(Data records)
________
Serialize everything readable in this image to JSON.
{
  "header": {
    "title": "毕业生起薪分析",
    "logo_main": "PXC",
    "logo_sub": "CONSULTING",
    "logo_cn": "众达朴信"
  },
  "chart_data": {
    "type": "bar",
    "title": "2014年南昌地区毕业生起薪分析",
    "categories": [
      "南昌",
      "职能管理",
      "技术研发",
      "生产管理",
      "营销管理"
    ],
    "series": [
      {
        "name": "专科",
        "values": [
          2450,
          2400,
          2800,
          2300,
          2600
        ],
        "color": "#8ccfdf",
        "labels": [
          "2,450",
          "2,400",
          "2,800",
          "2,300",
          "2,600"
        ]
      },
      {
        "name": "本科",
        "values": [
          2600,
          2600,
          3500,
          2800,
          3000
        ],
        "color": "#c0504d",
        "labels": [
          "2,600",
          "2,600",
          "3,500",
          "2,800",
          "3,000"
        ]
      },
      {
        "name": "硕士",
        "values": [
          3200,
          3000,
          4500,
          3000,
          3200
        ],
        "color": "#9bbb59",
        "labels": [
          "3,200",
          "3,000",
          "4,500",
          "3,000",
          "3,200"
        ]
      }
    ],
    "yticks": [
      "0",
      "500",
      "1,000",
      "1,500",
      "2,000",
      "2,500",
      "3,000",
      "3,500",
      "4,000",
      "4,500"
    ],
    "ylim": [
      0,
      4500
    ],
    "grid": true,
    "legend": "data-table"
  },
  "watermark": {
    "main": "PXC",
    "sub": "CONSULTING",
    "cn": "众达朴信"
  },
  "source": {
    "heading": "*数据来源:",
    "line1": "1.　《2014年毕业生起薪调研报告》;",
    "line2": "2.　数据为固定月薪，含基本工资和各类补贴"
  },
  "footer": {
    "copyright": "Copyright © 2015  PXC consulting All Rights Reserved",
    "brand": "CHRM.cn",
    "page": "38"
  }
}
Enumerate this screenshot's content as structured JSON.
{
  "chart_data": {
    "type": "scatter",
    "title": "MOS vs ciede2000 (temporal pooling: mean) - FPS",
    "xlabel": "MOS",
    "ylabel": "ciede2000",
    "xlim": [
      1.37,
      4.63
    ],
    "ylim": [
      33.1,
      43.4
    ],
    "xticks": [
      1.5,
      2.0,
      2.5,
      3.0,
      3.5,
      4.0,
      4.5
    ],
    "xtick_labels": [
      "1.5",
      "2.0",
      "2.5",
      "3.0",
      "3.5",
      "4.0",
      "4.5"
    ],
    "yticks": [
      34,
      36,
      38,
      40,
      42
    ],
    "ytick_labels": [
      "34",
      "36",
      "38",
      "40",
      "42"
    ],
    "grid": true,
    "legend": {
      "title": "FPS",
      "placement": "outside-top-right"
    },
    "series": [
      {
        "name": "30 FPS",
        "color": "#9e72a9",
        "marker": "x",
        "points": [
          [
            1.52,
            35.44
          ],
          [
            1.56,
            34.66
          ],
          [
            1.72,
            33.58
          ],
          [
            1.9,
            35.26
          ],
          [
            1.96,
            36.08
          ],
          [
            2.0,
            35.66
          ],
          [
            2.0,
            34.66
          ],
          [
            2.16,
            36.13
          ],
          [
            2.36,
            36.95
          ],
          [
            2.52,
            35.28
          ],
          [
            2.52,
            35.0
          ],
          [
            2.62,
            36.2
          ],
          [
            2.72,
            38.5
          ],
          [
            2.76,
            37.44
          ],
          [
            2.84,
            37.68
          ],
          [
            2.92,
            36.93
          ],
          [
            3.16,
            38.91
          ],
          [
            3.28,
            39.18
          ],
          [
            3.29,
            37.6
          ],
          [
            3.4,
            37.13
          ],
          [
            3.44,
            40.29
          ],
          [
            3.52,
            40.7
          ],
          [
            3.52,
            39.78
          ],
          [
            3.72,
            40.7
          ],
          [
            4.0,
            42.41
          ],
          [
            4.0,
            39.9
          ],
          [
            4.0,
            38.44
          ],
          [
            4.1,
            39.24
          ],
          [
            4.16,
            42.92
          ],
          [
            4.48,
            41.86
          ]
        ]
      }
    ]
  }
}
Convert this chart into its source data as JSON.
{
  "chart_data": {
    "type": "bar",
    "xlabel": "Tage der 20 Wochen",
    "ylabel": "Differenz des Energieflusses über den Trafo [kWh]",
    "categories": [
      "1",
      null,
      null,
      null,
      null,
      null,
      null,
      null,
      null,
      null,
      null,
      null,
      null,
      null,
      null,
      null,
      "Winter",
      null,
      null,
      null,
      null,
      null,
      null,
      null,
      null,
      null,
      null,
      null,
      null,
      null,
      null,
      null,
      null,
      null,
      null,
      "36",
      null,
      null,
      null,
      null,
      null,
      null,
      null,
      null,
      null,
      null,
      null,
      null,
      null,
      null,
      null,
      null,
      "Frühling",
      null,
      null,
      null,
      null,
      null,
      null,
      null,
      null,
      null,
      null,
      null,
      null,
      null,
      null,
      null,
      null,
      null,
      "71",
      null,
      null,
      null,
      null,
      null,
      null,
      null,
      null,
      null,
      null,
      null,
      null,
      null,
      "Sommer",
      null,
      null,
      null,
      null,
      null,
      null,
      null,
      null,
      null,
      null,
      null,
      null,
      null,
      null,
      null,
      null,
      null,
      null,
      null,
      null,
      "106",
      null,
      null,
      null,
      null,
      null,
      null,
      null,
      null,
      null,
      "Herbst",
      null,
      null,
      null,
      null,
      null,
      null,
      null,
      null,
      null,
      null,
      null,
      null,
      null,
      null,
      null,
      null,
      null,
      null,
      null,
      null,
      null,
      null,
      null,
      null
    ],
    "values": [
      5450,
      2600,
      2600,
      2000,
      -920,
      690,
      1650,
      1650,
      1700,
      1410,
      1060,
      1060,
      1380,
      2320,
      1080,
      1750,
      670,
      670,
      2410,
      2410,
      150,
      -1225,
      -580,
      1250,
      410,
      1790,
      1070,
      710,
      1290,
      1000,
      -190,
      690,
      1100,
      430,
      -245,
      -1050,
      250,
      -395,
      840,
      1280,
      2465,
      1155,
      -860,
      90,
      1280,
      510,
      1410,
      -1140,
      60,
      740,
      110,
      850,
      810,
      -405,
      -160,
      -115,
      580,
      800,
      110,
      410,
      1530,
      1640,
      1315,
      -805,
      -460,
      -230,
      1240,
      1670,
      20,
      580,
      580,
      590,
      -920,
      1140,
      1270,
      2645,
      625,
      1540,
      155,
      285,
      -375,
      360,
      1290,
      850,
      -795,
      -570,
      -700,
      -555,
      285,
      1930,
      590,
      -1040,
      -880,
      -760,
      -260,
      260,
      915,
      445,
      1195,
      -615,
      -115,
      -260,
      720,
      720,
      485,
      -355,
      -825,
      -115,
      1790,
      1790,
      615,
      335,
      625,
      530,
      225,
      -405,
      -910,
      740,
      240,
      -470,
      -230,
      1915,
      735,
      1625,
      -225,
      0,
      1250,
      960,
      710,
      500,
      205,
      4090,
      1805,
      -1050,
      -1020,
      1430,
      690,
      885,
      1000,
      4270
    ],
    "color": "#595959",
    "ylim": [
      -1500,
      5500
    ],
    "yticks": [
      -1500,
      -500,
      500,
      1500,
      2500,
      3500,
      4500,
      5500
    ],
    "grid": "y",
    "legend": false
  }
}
________
Job »
Search the records above for the string "this". Copy every line that contains it.

Task output »
Serialize everything readable in this image to JSON.
Enumerate this screenshot's content as structured JSON.
Convert this chart into its source data as JSON.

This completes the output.